▶ Task prompt
Each line below should be quoted exactly, please.

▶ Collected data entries

^^^^^^^^^^^^^^^^

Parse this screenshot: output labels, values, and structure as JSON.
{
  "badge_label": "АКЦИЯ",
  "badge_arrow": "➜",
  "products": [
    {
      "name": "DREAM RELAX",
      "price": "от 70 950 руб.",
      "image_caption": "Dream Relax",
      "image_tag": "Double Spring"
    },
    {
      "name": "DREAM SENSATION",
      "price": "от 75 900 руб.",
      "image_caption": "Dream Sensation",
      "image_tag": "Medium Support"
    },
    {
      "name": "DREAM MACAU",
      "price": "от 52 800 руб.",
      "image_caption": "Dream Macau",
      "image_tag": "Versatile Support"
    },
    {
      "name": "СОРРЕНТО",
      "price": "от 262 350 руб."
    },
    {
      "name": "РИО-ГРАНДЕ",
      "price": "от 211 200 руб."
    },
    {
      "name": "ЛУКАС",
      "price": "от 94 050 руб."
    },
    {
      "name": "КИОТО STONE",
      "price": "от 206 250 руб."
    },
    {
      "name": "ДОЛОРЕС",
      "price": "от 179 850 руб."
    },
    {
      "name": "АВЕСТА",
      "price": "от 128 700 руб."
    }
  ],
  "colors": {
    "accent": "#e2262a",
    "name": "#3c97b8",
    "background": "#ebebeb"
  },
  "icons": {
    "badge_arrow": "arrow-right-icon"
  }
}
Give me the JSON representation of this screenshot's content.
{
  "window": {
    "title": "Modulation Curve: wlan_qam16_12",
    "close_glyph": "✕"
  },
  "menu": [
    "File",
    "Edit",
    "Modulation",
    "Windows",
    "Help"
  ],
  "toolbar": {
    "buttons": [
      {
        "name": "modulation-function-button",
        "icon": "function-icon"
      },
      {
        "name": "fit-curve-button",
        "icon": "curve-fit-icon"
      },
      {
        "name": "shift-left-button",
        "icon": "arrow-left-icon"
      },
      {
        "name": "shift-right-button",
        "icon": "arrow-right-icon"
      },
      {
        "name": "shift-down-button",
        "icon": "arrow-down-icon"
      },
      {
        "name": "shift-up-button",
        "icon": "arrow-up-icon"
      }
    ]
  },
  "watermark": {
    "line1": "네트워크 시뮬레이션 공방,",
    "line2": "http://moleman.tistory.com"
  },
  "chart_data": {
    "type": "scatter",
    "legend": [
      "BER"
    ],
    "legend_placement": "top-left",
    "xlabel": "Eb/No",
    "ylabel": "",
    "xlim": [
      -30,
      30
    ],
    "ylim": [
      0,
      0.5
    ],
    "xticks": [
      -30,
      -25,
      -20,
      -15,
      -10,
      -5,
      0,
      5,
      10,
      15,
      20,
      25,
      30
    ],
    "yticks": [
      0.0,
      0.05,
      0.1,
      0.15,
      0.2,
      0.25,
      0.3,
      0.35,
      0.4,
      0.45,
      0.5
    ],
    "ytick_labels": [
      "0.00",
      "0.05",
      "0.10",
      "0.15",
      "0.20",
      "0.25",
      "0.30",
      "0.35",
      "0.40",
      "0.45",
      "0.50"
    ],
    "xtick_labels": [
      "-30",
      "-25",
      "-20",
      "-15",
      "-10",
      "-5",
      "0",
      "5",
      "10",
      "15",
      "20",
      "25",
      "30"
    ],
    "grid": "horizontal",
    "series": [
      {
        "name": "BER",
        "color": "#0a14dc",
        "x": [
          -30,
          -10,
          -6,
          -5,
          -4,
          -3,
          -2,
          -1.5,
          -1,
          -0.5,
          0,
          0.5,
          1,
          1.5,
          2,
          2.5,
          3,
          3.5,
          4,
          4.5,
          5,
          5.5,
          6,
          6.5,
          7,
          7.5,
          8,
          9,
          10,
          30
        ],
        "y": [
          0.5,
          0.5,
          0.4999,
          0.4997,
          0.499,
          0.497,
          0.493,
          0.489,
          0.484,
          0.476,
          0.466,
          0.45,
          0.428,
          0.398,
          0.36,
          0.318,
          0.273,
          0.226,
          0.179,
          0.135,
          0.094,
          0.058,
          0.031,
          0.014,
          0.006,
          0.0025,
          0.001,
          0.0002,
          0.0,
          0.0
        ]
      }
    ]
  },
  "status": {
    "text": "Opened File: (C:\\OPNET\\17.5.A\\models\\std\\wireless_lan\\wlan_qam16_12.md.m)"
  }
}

^^^^^^^^^^^^^^^^

▶ Reply
Parse this screenshot: output labels, values, and structure as JSON.
{
  "badge_label": "АКЦИЯ",
  "badge_arrow": "➜",
  "products": [
    {
      "name": "DREAM RELAX",
      "price": "от 70 950 руб.",
      "image_caption": "Dream Relax",
      "image_tag": "Double Spring"
    },
    {
      "name": "DREAM SENSATION",
      "price": "от 75 900 руб.",
      "image_caption": "Dream Sensation",
      "image_tag": "Medium Support"
    },
    {
      "name": "DREAM MACAU",
      "price": "от 52 800 руб.",
      "image_caption": "Dream Macau",
      "image_tag": "Versatile Support"
    },
    {
      "name": "СОРРЕНТО",
      "price": "от 262 350 руб."
    },
    {
      "name": "РИО-ГРАНДЕ",
      "price": "от 211 200 руб."
    },
    {
      "name": "ЛУКАС",
      "price": "от 94 050 руб."
    },
    {
      "name": "КИОТО STONE",
      "price": "от 206 250 руб."
    },
    {
      "name": "ДОЛОРЕС",
      "price": "от 179 850 руб."
    },
    {
      "name": "АВЕСТА",
      "price": "от 128 700 руб."
    }
  ],
  "colors": {
    "accent": "#e2262a",
    "name": "#3c97b8",
    "background": "#ebebeb"
  },
  "icons": {
    "badge_arrow": "arrow-right-icon"
  }
}
Give me the JSON representation of this screenshot's content.
{
  "window": {
    "title": "Modulation Curve: wlan_qam16_12",
    "close_glyph": "✕"
  },
  "menu": [
    "File",
    "Edit",
    "Modulation",
    "Windows",
    "Help"
  ],
  "toolbar": {
    "buttons": [
      {
        "name": "modulation-function-button",
        "icon": "function-icon"
      },
      {
        "name": "fit-curve-button",
        "icon": "curve-fit-icon"
      },
      {
        "name": "shift-left-button",
        "icon": "arrow-left-icon"
      },
      {
        "name": "shift-right-button",
        "icon": "arrow-right-icon"
      },
      {
        "name": "shift-down-button",
        "icon": "arrow-down-icon"
      },
      {
        "name": "shift-up-button",
        "icon": "arrow-up-icon"
      }
    ]
  },
  "watermark": {
    "line1": "네트워크 시뮬레이션 공방,",
    "line2": "http://moleman.tistory.com"
  },
  "chart_data": {
    "type": "scatter",
    "legend": [
      "BER"
    ],
    "legend_placement": "top-left",
    "xlabel": "Eb/No",
    "ylabel": "",
    "xlim": [
      -30,
      30
    ],
    "ylim": [
      0,
      0.5
    ],
    "xticks": [
      -30,
      -25,
      -20,
      -15,
      -10,
      -5,
      0,
      5,
      10,
      15,
      20,
      25,
      30
    ],
    "yticks": [
      0.0,
      0.05,
      0.1,
      0.15,
      0.2,
      0.25,
      0.3,
      0.35,
      0.4,
      0.45,
      0.5
    ],
    "ytick_labels": [
      "0.00",
      "0.05",
      "0.10",
      "0.15",
      "0.20",
      "0.25",
      "0.30",
      "0.35",
      "0.40",
      "0.45",
      "0.50"
    ],
    "xtick_labels": [
      "-30",
      "-25",
      "-20",
      "-15",
      "-10",
      "-5",
      "0",
      "5",
      "10",
      "15",
      "20",
      "25",
      "30"
    ],
    "grid": "horizontal",
    "series": [
      {
        "name": "BER",
        "color": "#0a14dc",
        "x": [
          -30,
          -10,
          -6,
          -5,
          -4,
          -3,
          -2,
          -1.5,
          -1,
          -0.5,
          0,
          0.5,
          1,
          1.5,
          2,
          2.5,
          3,
          3.5,
          4,
          4.5,
          5,
          5.5,
          6,
          6.5,
          7,
          7.5,
          8,
          9,
          10,
          30
        ],
        "y": [
          0.5,
          0.5,
          0.4999,
          0.4997,
          0.499,
          0.497,
          0.493,
          0.489,
          0.484,
          0.476,
          0.466,
          0.45,
          0.428,
          0.398,
          0.36,
          0.318,
          0.273,
          0.226,
          0.179,
          0.135,
          0.094,
          0.058,
          0.031,
          0.014,
          0.006,
          0.0025,
          0.001,
          0.0002,
          0.0,
          0.0
        ]
      }
    ]
  },
  "status": {
    "text": "Opened File: (C:\\OPNET\\17.5.A\\models\\std\\wireless_lan\\wlan_qam16_12.md.m)"
  }
}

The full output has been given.